--- ITEMS ---

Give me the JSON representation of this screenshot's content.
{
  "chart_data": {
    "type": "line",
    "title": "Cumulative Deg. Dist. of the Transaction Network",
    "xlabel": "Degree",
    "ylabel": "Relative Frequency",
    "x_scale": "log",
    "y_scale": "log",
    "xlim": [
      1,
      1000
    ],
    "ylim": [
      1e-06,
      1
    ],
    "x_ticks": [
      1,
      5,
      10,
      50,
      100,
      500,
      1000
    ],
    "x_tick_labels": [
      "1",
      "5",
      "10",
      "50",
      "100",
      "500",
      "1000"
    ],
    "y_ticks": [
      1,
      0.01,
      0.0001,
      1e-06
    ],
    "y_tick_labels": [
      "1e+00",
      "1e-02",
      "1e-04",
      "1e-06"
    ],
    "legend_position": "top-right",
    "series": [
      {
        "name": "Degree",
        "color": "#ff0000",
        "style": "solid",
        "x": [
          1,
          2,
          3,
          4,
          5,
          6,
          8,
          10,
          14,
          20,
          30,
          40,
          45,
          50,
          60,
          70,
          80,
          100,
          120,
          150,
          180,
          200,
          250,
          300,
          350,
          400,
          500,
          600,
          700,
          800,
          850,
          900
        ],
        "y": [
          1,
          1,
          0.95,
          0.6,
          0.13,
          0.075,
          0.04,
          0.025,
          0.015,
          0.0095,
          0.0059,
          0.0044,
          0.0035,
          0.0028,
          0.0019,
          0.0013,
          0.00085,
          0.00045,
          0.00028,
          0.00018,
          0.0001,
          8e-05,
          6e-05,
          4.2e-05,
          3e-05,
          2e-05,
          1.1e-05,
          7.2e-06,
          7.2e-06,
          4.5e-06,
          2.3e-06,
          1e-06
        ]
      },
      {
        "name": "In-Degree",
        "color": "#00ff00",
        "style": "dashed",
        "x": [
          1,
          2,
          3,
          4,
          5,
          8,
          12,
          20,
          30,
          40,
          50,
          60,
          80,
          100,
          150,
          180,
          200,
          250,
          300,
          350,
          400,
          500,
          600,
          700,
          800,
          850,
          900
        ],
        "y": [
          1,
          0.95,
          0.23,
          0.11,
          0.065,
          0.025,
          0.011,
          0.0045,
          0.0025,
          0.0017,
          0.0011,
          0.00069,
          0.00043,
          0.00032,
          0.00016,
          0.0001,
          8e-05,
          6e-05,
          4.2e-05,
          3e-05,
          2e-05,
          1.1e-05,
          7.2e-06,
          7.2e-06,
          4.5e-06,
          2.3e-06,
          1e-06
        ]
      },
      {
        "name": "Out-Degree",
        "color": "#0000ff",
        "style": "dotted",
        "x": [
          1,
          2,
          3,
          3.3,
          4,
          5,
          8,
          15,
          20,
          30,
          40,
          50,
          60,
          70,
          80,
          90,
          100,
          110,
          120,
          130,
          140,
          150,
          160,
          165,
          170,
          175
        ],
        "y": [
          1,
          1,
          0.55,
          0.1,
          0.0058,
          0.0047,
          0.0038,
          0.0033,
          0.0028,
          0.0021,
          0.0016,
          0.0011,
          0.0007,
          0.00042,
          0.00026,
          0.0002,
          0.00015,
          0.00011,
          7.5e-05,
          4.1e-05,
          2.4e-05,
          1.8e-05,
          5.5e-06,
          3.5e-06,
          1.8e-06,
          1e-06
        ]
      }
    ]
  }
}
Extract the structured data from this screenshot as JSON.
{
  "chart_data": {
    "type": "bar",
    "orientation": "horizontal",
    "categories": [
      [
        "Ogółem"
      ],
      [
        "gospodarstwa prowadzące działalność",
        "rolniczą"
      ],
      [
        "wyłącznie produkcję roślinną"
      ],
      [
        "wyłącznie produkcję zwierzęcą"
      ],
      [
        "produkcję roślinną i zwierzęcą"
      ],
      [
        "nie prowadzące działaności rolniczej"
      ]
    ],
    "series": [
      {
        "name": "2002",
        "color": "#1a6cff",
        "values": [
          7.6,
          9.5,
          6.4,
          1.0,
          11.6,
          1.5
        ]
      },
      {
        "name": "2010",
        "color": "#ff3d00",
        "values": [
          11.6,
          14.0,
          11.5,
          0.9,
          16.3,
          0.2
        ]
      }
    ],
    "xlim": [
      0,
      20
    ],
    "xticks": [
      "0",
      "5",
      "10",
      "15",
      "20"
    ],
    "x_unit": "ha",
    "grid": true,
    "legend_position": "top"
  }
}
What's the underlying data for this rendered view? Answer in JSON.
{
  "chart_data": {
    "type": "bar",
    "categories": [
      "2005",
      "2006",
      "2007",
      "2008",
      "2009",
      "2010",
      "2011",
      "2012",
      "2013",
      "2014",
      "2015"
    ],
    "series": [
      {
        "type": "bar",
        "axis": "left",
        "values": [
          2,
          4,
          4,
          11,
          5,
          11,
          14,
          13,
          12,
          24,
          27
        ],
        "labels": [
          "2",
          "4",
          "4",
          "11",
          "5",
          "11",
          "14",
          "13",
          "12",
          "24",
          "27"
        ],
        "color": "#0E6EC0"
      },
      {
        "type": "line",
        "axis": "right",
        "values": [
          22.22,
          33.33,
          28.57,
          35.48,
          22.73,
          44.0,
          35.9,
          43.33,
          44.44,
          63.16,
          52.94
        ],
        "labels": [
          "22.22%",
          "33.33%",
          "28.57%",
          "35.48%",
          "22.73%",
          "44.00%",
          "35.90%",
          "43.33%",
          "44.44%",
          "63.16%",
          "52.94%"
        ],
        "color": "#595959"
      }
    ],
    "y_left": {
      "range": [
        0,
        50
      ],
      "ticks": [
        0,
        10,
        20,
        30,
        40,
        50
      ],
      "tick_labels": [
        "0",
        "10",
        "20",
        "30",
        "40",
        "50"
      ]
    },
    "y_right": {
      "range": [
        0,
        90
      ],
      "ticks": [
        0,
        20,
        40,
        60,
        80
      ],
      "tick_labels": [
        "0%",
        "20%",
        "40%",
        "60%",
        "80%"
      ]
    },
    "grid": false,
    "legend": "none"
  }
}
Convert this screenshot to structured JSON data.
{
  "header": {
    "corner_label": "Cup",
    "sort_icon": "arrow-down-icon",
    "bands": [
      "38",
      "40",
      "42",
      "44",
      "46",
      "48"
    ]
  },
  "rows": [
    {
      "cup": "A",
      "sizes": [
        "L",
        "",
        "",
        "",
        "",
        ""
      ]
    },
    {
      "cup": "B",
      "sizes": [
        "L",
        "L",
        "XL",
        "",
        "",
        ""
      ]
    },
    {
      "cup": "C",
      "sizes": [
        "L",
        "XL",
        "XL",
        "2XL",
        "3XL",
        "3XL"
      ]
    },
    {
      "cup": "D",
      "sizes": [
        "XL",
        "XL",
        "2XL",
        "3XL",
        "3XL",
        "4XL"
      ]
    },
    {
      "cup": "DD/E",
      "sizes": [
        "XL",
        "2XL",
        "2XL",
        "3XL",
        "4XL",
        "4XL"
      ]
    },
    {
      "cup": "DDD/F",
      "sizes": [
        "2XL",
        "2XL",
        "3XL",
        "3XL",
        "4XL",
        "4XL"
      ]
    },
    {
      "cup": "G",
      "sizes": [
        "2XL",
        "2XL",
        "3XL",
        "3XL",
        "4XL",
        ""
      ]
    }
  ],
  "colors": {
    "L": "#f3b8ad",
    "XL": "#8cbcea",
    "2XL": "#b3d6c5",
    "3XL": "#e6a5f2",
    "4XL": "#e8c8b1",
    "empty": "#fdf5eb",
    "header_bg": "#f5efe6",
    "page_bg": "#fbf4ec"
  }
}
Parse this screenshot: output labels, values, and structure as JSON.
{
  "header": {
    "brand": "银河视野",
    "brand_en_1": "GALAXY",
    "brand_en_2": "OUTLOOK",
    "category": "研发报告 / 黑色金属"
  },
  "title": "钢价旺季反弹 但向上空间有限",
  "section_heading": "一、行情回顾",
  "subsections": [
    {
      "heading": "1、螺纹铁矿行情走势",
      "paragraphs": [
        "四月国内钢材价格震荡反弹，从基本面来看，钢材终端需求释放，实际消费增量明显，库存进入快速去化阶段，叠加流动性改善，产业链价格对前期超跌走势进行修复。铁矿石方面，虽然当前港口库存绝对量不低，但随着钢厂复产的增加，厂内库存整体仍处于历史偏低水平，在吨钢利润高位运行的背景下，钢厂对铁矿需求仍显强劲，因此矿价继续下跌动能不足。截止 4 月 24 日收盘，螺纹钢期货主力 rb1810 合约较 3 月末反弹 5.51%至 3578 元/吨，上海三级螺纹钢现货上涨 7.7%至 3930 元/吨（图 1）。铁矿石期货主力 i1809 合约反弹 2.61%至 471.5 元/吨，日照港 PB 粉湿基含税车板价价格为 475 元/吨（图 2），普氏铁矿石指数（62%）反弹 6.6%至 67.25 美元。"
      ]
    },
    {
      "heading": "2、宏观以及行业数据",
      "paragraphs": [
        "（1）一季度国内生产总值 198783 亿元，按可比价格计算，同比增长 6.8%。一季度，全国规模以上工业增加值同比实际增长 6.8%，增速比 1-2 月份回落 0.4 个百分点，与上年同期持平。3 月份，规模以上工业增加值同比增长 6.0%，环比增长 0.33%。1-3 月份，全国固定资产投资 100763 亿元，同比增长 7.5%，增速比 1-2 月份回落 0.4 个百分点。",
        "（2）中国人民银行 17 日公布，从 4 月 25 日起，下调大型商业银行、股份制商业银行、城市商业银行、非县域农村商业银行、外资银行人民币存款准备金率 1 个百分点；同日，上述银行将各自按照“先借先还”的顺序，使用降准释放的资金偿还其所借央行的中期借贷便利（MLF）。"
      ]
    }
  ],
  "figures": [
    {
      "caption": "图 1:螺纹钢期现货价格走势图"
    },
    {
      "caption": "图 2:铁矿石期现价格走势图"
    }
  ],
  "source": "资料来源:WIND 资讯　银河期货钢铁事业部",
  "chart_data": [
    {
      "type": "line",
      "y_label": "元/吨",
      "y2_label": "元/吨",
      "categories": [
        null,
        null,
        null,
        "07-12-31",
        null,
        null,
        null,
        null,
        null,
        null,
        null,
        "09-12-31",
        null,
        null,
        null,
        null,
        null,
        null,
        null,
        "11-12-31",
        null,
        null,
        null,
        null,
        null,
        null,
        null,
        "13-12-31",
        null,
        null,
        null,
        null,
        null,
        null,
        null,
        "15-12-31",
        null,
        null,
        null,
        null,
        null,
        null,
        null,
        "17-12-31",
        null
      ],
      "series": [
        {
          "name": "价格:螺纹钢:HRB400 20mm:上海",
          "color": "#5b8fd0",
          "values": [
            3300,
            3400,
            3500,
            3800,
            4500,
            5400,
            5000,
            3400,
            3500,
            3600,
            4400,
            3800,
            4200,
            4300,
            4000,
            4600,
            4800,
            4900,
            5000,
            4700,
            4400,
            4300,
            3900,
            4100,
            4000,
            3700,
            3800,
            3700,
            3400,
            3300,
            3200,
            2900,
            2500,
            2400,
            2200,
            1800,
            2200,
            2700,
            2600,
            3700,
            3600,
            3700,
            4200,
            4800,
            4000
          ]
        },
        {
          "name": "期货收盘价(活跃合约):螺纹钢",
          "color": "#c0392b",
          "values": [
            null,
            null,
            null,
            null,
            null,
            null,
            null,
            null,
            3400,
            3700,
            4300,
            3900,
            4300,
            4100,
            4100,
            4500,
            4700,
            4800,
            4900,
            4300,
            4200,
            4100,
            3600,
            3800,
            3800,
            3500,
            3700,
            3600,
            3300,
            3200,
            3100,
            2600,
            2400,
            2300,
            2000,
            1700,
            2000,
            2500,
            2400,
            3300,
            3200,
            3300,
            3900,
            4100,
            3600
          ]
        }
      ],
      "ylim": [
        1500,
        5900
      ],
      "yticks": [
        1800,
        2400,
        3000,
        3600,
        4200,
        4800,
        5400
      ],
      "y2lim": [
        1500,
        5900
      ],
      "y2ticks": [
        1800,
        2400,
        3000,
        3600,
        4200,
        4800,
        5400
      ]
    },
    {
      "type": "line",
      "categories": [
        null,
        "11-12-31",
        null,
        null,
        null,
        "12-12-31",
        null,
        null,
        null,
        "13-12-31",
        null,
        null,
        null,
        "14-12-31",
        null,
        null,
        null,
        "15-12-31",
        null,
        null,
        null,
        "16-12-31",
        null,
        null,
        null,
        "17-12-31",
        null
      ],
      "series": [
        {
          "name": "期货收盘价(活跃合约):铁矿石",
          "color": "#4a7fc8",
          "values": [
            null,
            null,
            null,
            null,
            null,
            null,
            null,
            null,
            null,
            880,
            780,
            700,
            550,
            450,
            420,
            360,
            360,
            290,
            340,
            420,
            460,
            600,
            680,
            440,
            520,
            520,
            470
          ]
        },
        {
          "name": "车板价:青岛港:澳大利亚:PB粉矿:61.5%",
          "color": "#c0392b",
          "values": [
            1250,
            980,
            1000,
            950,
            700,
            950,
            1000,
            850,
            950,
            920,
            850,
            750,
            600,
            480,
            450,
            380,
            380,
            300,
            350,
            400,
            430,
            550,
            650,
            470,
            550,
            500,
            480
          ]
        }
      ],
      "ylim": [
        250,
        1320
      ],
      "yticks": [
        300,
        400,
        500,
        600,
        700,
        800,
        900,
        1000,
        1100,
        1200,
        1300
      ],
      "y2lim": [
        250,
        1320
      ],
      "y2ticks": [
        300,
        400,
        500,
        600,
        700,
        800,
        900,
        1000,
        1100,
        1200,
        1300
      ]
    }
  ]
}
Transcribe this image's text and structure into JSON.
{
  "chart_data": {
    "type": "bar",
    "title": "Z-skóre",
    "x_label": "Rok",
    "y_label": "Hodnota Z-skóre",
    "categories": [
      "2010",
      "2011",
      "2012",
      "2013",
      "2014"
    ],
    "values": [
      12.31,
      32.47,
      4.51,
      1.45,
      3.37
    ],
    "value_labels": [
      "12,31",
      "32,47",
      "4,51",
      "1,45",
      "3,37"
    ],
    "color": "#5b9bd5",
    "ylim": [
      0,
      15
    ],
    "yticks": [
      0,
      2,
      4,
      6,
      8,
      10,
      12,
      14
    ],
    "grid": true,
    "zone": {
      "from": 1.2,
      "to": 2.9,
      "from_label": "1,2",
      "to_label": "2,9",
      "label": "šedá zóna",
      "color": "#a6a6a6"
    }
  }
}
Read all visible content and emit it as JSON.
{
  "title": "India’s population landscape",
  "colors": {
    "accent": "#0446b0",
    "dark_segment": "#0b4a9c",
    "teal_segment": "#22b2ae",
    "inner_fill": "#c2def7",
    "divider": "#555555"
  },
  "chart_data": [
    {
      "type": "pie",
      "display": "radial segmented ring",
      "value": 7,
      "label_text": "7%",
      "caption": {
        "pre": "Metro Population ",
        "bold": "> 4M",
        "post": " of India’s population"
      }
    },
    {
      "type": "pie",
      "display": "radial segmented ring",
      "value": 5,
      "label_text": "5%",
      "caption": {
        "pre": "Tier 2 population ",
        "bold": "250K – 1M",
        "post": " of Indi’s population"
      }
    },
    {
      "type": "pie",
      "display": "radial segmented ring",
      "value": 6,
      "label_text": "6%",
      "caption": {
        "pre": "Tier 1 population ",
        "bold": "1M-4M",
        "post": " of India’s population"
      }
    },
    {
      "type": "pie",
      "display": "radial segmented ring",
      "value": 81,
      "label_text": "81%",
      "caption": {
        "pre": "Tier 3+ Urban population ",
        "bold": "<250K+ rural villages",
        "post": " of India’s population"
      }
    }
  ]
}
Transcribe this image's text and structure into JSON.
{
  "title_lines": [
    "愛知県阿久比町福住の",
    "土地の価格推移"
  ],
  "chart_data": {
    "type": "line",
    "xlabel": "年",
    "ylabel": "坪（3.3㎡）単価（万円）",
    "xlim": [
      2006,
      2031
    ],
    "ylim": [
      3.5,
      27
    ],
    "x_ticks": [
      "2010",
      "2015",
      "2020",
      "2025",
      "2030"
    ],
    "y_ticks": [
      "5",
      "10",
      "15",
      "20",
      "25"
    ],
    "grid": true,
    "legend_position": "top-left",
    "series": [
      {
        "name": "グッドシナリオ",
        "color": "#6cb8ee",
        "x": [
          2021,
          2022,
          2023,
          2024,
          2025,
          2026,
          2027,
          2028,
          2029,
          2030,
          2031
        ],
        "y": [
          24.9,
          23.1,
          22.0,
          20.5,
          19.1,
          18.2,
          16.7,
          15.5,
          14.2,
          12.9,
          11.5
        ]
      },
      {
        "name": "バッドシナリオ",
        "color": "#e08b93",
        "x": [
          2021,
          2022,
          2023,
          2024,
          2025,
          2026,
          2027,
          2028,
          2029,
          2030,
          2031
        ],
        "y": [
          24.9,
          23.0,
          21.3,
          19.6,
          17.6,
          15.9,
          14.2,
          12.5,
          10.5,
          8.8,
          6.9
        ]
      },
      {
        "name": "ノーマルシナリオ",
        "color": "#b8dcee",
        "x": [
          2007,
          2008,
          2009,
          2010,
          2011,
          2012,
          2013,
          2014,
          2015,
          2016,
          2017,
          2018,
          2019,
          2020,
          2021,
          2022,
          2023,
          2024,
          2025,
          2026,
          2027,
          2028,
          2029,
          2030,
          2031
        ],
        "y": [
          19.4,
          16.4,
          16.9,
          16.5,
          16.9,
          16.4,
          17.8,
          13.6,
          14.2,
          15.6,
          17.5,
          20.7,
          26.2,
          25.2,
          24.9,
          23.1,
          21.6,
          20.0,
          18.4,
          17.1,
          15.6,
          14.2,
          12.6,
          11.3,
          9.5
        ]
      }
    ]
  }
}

---

- _AIM_: Copy out each line of the listing that holds "zwierzęcą".

- _RESULT OF THIS EXERCISE_:
        "wyłącznie produkcję zwierzęcą"
        "produkcję roślinną i zwierzęcą"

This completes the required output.